WHAT IS REQUIRED: From the listing, collect all lines containing the word "close".

....

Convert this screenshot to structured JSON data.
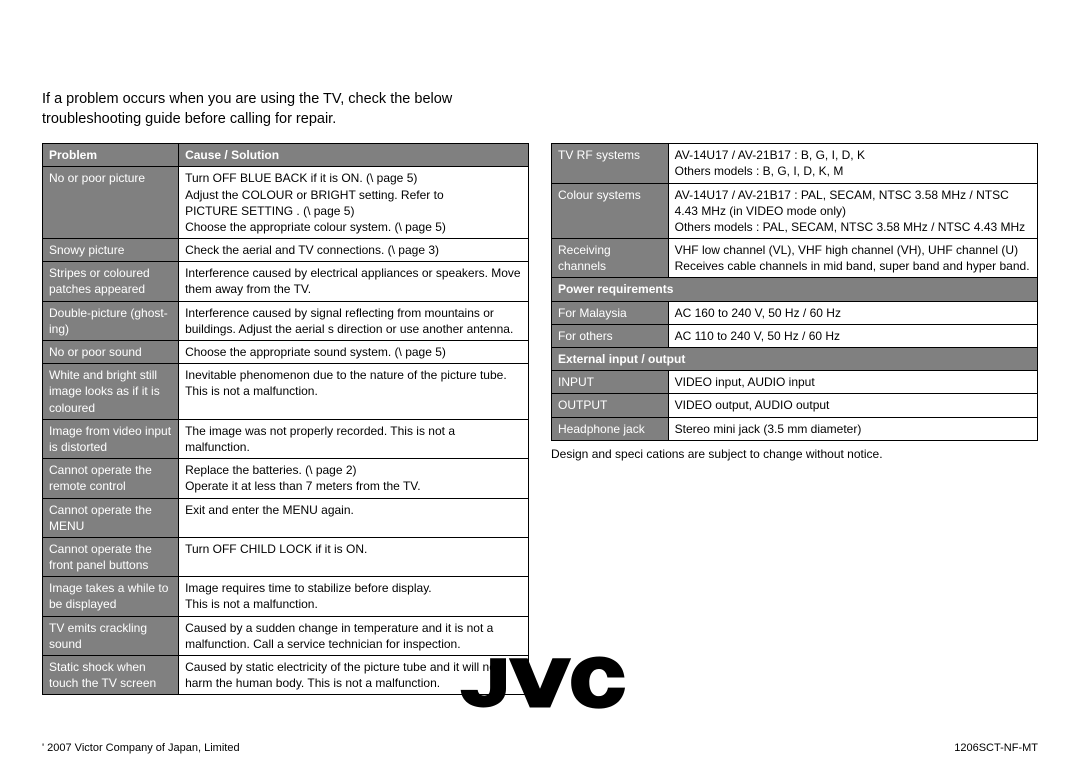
{
  "intro": "If a problem occurs when you are using the TV, check the below troubleshooting guide before calling for repair.",
  "troubleshoot": {
    "headers": {
      "problem": "Problem",
      "solution": "Cause / Solution"
    },
    "rows": [
      {
        "problem": "No or poor picture",
        "solution": "Turn OFF BLUE BACK if it is ON. (\\  page 5)\nAdjust the COLOUR or BRIGHT setting. Refer to\n  PICTURE SETTING . (\\  page 5)\nChoose the appropriate colour system. (\\  page 5)"
      },
      {
        "problem": "Snowy picture",
        "solution": "Check the aerial and TV connections. (\\  page 3)"
      },
      {
        "problem": "Stripes or coloured patches appeared",
        "solution": "Interference caused by electrical appliances or speakers. Move them away from the TV."
      },
      {
        "problem": "Double-picture (ghost-ing)",
        "solution": "Interference caused by signal reflecting from mountains or buildings. Adjust the aerial s direction or use another antenna."
      },
      {
        "problem": "No or poor sound",
        "solution": "Choose the appropriate sound system. (\\  page 5)"
      },
      {
        "problem": "White and bright still image looks as if it is coloured",
        "solution": "Inevitable phenomenon due to the nature of the picture tube. This is not a malfunction."
      },
      {
        "problem": "Image from video input is distorted",
        "solution": "The image was not properly recorded. This is not a malfunction."
      },
      {
        "problem": "Cannot operate the remote control",
        "solution": "Replace the batteries. (\\  page 2)\nOperate it at less than 7 meters from the TV."
      },
      {
        "problem": "Cannot operate the MENU",
        "solution": "Exit and enter the MENU again."
      },
      {
        "problem": "Cannot operate the front panel buttons",
        "solution": "Turn OFF CHILD LOCK if it is ON."
      },
      {
        "problem": "Image takes a while to be displayed",
        "solution": "Image requires time to stabilize before display.\nThis is not a malfunction."
      },
      {
        "problem": "TV emits crackling sound",
        "solution": "Caused by a sudden change in temperature and it is not a malfunction. Call a service technician for inspection."
      },
      {
        "problem": "Static shock when touch the TV screen",
        "solution": "Caused by static electricity of the picture tube and it will not harm the human body. This is not a malfunction."
      }
    ]
  },
  "specs": {
    "rows": [
      {
        "label": "TV RF systems",
        "value": "AV-14U17 / AV-21B17 : B, G, I, D, K\nOthers models : B, G, I, D, K, M"
      },
      {
        "label": "Colour systems",
        "value": "AV-14U17 / AV-21B17 : PAL, SECAM, NTSC 3.58 MHz / NTSC 4.43 MHz (in VIDEO mode only)\nOthers models : PAL, SECAM, NTSC 3.58 MHz / NTSC 4.43 MHz"
      },
      {
        "label": "Receiving channels",
        "value": "VHF low channel (VL), VHF high channel (VH), UHF channel (U)\nReceives cable channels in mid band, super band and hyper band."
      }
    ],
    "power_header": "Power requirements",
    "power_rows": [
      {
        "label": "For Malaysia",
        "value": "AC 160 to 240 V, 50 Hz / 60 Hz"
      },
      {
        "label": "For others",
        "value": "AC 110 to 240 V, 50 Hz / 60 Hz"
      }
    ],
    "io_header": "External input / output",
    "io_rows": [
      {
        "label": "INPUT",
        "value": "VIDEO input, AUDIO input"
      },
      {
        "label": "OUTPUT",
        "value": "VIDEO output, AUDIO output"
      },
      {
        "label": "Headphone jack",
        "value": "Stereo mini jack (3.5 mm diameter)"
      }
    ],
    "note": "Design and speci cations are subject to change without notice."
  },
  "footer": {
    "copyright": "' 2007 Victor Company of Japan, Limited",
    "code": "1206SCT-NF-MT"
  },
  "logo": {
    "fill": "#000000",
    "width": 170,
    "height": 58
  }
}
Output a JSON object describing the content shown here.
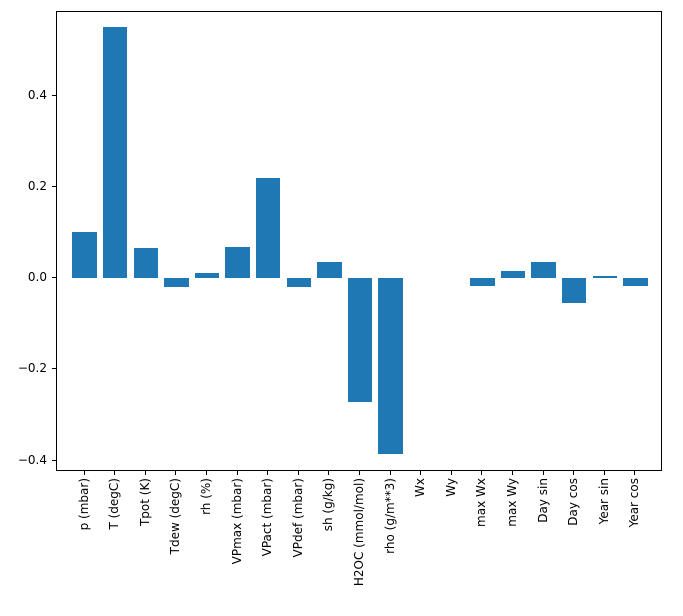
{
  "figure": {
    "background": "#ffffff",
    "axes_border_color": "#000000"
  },
  "chart_data": {
    "type": "bar",
    "title": "",
    "xlabel": "",
    "ylabel": "",
    "grid": false,
    "legend": null,
    "bar_color": "#1f77b4",
    "x_tick_label_rotation_deg": 90,
    "categories": [
      "p (mbar)",
      "T (degC)",
      "Tpot (K)",
      "Tdew (degC)",
      "rh (%)",
      "VPmax (mbar)",
      "VPact (mbar)",
      "VPdef (mbar)",
      "sh (g/kg)",
      "H2OC (mmol/mol)",
      "rho (g/m**3)",
      "Wx",
      "Wy",
      "max Wx",
      "max Wy",
      "Day sin",
      "Day cos",
      "Year sin",
      "Year cos"
    ],
    "values": [
      0.1,
      0.55,
      0.065,
      -0.02,
      0.012,
      0.068,
      0.22,
      -0.02,
      0.035,
      -0.272,
      -0.385,
      0.0,
      0.0,
      -0.018,
      0.015,
      0.035,
      -0.055,
      0.004,
      -0.018
    ],
    "yticks": [
      -0.4,
      -0.2,
      0.0,
      0.2,
      0.4
    ],
    "ytick_labels": [
      "−0.4",
      "−0.2",
      "0.0",
      "0.2",
      "0.4"
    ],
    "ylim": [
      -0.425,
      0.583
    ],
    "bar_width_fraction": 0.8,
    "x_margin_units": 0.9
  }
}
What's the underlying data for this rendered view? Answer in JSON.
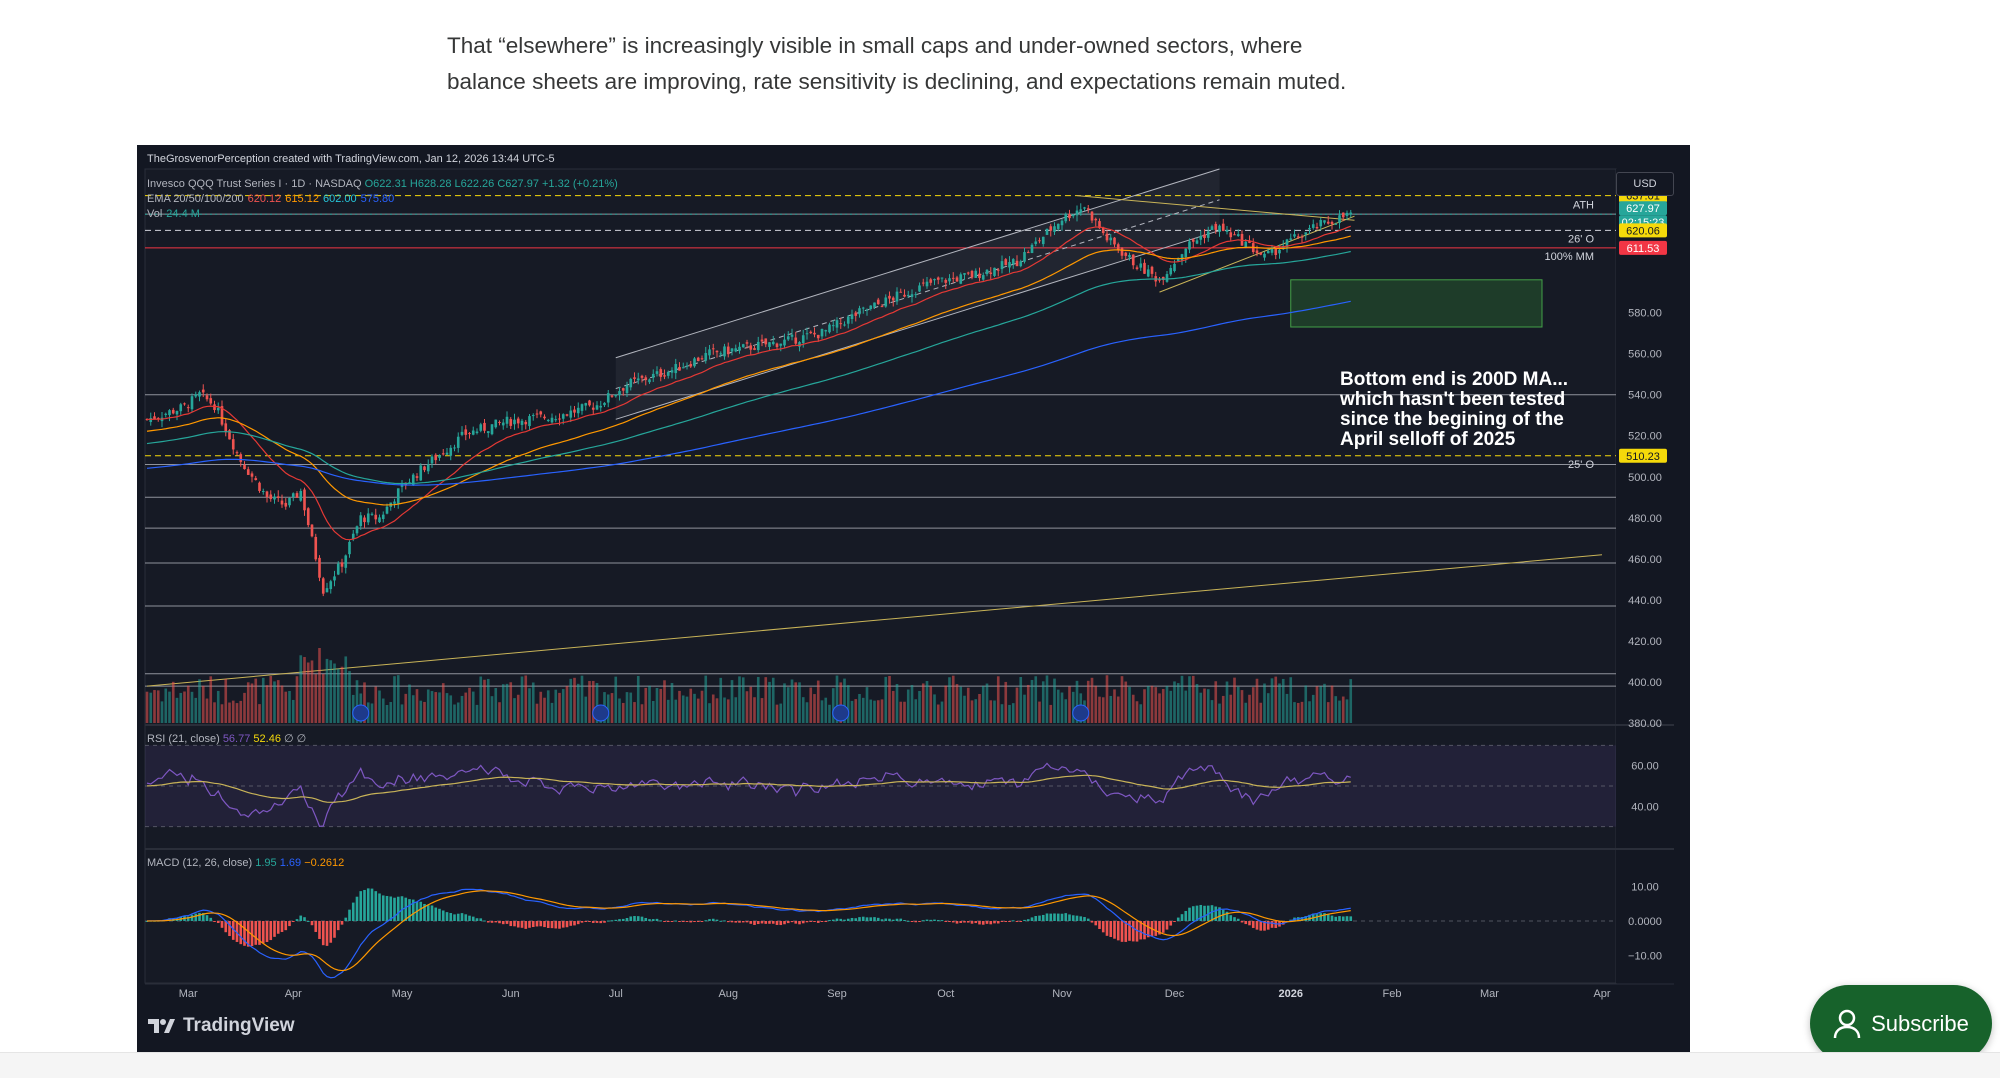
{
  "article": {
    "line1": "That “elsewhere” is increasingly visible in small caps and under-owned sectors, where",
    "line2": "balance sheets are improving, rate sensitivity is declining, and expectations remain muted."
  },
  "chart_meta": "TheGrosvenorPerception created with TradingView.com, Jan 12, 2026 13:44 UTC-5",
  "legend": {
    "symbol": "Invesco QQQ Trust Series I · 1D · NASDAQ",
    "ohlc": "O622.31 H628.28 L622.26 C627.97 +1.32 (+0.21%)",
    "ema_label": "EMA 20/50/100/200",
    "ema_values": [
      "620.12",
      "615.12",
      "602.00",
      "575.80"
    ],
    "vol_label": "Vol",
    "vol_value": "24.4 M"
  },
  "currency": "USD",
  "annotation": {
    "line1": "Bottom end is 200D MA...",
    "line2": "which hasn't been tested",
    "line3": "since the begining of the",
    "line4": "April selloff of 2025"
  },
  "level_labels": {
    "ath": "ATH",
    "q26": "26' O",
    "mm": "100% MM",
    "q25": "25' O"
  },
  "price_badges": [
    {
      "text": "637.01",
      "color": "#f5d90a",
      "text_color": "#131722"
    },
    {
      "text": "627.97",
      "color": "#26a69a",
      "text_color": "#ffffff"
    },
    {
      "text": "02:15:23",
      "color": "#26a69a",
      "text_color": "#ffffff"
    },
    {
      "text": "620.06",
      "color": "#f5d90a",
      "text_color": "#131722"
    },
    {
      "text": "611.53",
      "color": "#f23645",
      "text_color": "#ffffff"
    },
    {
      "text": "510.23",
      "color": "#f5d90a",
      "text_color": "#131722"
    }
  ],
  "rsi": {
    "label": "RSI (21, close)",
    "v1": "56.77",
    "v2": "52.46",
    "axis": [
      "60.00",
      "40.00"
    ]
  },
  "macd": {
    "label": "MACD (12, 26, close)",
    "v1": "1.95",
    "v2": "1.69",
    "v3": "−0.2612",
    "axis": [
      "10.00",
      "0.0000",
      "−10.00"
    ]
  },
  "brand": "TradingView",
  "subscribe_label": "Subscribe",
  "colors": {
    "up": "#26a69a",
    "down": "#ef5350",
    "bg": "#131722",
    "accent": "#17622b"
  },
  "chart_data": {
    "type": "candlestick",
    "title": "Invesco QQQ Trust Series I · 1D · NASDAQ",
    "ylim": [
      380,
      650
    ],
    "y_ticks": [
      580,
      560,
      540,
      520,
      500,
      480,
      460,
      440,
      420,
      400,
      380
    ],
    "y_tick_labels": [
      "580.00",
      "560.00",
      "540.00",
      "520.00",
      "500.00",
      "480.00",
      "460.00",
      "440.00",
      "420.00",
      "400.00",
      "380.00"
    ],
    "x_ticks": [
      {
        "label": "Mar",
        "day": 11
      },
      {
        "label": "Apr",
        "day": 39
      },
      {
        "label": "May",
        "day": 68
      },
      {
        "label": "Jun",
        "day": 97
      },
      {
        "label": "Jul",
        "day": 125
      },
      {
        "label": "Aug",
        "day": 155
      },
      {
        "label": "Sep",
        "day": 184
      },
      {
        "label": "Oct",
        "day": 213
      },
      {
        "label": "Nov",
        "day": 244
      },
      {
        "label": "Dec",
        "day": 274
      },
      {
        "label": "2026",
        "day": 305
      },
      {
        "label": "Feb",
        "day": 332
      },
      {
        "label": "Mar",
        "day": 358
      },
      {
        "label": "Apr",
        "day": 388
      }
    ],
    "last_day": 321,
    "price_path": [
      [
        0,
        528
      ],
      [
        10,
        534
      ],
      [
        14,
        540
      ],
      [
        18,
        535
      ],
      [
        25,
        508
      ],
      [
        32,
        490
      ],
      [
        37,
        486
      ],
      [
        41,
        493
      ],
      [
        47,
        445
      ],
      [
        52,
        458
      ],
      [
        57,
        480
      ],
      [
        62,
        480
      ],
      [
        68,
        495
      ],
      [
        74,
        505
      ],
      [
        85,
        521
      ],
      [
        96,
        527
      ],
      [
        110,
        530
      ],
      [
        120,
        535
      ],
      [
        128,
        545
      ],
      [
        140,
        552
      ],
      [
        150,
        560
      ],
      [
        160,
        563
      ],
      [
        170,
        566
      ],
      [
        180,
        570
      ],
      [
        190,
        580
      ],
      [
        200,
        588
      ],
      [
        210,
        595
      ],
      [
        220,
        598
      ],
      [
        232,
        605
      ],
      [
        244,
        626
      ],
      [
        250,
        632
      ],
      [
        256,
        616
      ],
      [
        264,
        603
      ],
      [
        270,
        596
      ],
      [
        277,
        612
      ],
      [
        285,
        622
      ],
      [
        292,
        615
      ],
      [
        298,
        607
      ],
      [
        305,
        615
      ],
      [
        312,
        622
      ],
      [
        318,
        626
      ],
      [
        321,
        628
      ]
    ],
    "ema_colors": [
      "#e53935",
      "#ff9800",
      "#26a69a",
      "#2962ff"
    ],
    "ema_lengths": [
      20,
      50,
      100,
      200
    ],
    "levels": [
      {
        "name": "ATH",
        "price": 637.01,
        "style": "dash",
        "color": "#f5d90a"
      },
      {
        "name": "last",
        "price": 627.97,
        "style": "dot",
        "color": "#26a69a"
      },
      {
        "name": "26' O",
        "price": 620.06,
        "style": "dash",
        "color": "#d1d4dc"
      },
      {
        "name": "100% MM",
        "price": 611.53,
        "style": "solid",
        "color": "#f23645"
      },
      {
        "name": "25' O",
        "price": 510.23,
        "style": "dash",
        "color": "#f5d90a"
      }
    ],
    "horizontal_lines": [
      628,
      540,
      506,
      490,
      475,
      458,
      437,
      404,
      398
    ],
    "target_zone": {
      "day_from": 305,
      "day_to": 372,
      "price_from": 573,
      "price_to": 596
    }
  }
}
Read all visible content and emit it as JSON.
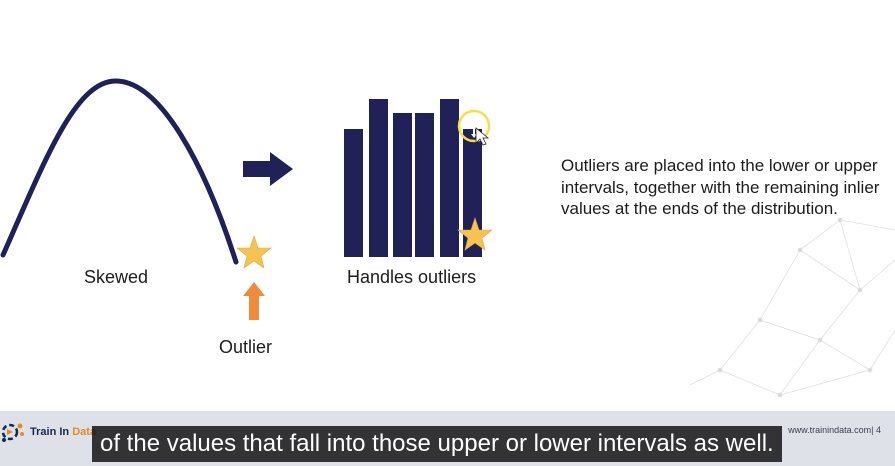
{
  "slide": {
    "skewed_label": "Skewed",
    "outlier_label": "Outlier",
    "handles_label": "Handles outliers",
    "description": "Outliers are placed into the lower or upper intervals, together with the remaining inlier values at the ends of the distribution.",
    "colors": {
      "navy": "#1f2157",
      "star": "#f5c352",
      "arrow_orange": "#f08a3c"
    },
    "icons": [
      "skewed-curve-icon",
      "right-arrow-icon",
      "star-icon",
      "up-arrow-icon",
      "bar-icon",
      "move-cursor-icon"
    ]
  },
  "footer": {
    "logo_name": "Train In Data",
    "logo_part1": "Train In ",
    "logo_part2": "Data",
    "url": "www.trainindata.com|",
    "page_number": "4"
  },
  "caption": {
    "text": "of the values that fall into those upper or lower intervals as well."
  }
}
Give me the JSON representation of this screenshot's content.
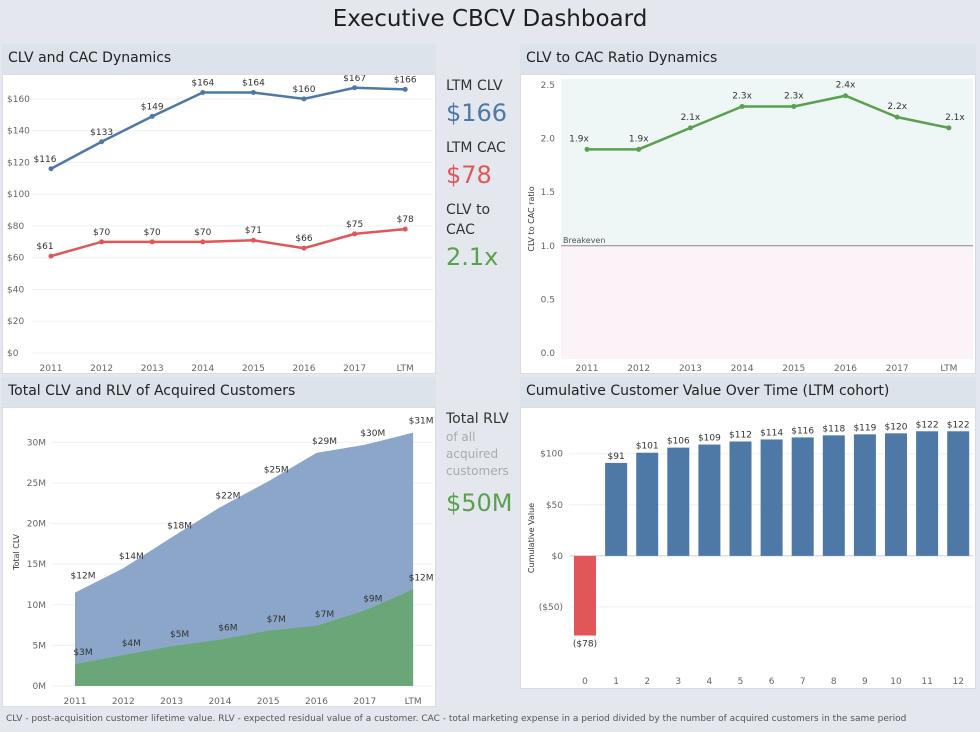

....

SOLUTION TO THIS PROBLEM:
    "label": "RSI (21, close)",
    "label": "MACD (12, 26, close)",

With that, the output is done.